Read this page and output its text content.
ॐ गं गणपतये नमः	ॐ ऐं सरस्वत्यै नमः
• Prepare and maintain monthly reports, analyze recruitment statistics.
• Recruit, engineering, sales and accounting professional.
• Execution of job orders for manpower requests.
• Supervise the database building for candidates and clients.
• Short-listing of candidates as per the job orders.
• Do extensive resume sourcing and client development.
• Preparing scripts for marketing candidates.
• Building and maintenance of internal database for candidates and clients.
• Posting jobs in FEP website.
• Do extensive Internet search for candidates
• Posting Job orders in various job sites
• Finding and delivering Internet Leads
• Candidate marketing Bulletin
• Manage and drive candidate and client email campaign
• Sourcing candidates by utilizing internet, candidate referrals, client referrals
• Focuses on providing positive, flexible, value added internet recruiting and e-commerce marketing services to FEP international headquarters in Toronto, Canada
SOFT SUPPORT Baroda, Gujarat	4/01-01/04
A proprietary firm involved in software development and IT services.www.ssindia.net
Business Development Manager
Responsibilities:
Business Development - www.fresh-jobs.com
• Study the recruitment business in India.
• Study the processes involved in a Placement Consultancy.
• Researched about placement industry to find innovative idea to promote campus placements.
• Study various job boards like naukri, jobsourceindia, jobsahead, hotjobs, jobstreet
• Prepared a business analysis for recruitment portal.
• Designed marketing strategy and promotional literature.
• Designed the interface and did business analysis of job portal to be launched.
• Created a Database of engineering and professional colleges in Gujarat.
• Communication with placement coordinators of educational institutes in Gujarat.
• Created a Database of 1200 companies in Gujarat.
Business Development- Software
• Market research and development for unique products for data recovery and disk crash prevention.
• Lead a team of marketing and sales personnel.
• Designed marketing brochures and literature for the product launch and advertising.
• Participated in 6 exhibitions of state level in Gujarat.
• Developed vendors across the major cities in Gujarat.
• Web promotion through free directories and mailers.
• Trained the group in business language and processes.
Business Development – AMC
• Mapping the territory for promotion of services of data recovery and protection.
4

▶ _WHAT YOU ARE ASKED TO DO_:
Every record above should be output exactly.

▶ _EXERCISE RESULT_:
Read this page and output its text content.
ॐ गं गणपतये नमः	ॐ ऐं सरस्वत्यै नमः
• Prepare and maintain monthly reports, analyze recruitment statistics.
• Recruit, engineering, sales and accounting professional.
• Execution of job orders for manpower requests.
• Supervise the database building for candidates and clients.
• Short-listing of candidates as per the job orders.
• Do extensive resume sourcing and client development.
• Preparing scripts for marketing candidates.
• Building and maintenance of internal database for candidates and clients.
• Posting jobs in FEP website.
• Do extensive Internet search for candidates
• Posting Job orders in various job sites
• Finding and delivering Internet Leads
• Candidate marketing Bulletin
• Manage and drive candidate and client email campaign
• Sourcing candidates by utilizing internet, candidate referrals, client referrals
• Focuses on providing positive, flexible, value added internet recruiting and e-commerce marketing services to FEP international headquarters in Toronto, Canada
SOFT SUPPORT Baroda, Gujarat	4/01-01/04
A proprietary firm involved in software development and IT services.www.ssindia.net
Business Development Manager
Responsibilities:
Business Development - www.fresh-jobs.com
• Study the recruitment business in India.
• Study the processes involved in a Placement Consultancy.
• Researched about placement industry to find innovative idea to promote campus placements.
• Study various job boards like naukri, jobsourceindia, jobsahead, hotjobs, jobstreet
• Prepared a business analysis for recruitment portal.
• Designed marketing strategy and promotional literature.
• Designed the interface and did business analysis of job portal to be launched.
• Created a Database of engineering and professional colleges in Gujarat.
• Communication with placement coordinators of educational institutes in Gujarat.
• Created a Database of 1200 companies in Gujarat.
Business Development- Software
• Market research and development for unique products for data recovery and disk crash prevention.
• Lead a team of marketing and sales personnel.
• Designed marketing brochures and literature for the product launch and advertising.
• Participated in 6 exhibitions of state level in Gujarat.
• Developed vendors across the major cities in Gujarat.
• Web promotion through free directories and mailers.
• Trained the group in business language and processes.
Business Development – AMC
• Mapping the territory for promotion of services of data recovery and protection.
4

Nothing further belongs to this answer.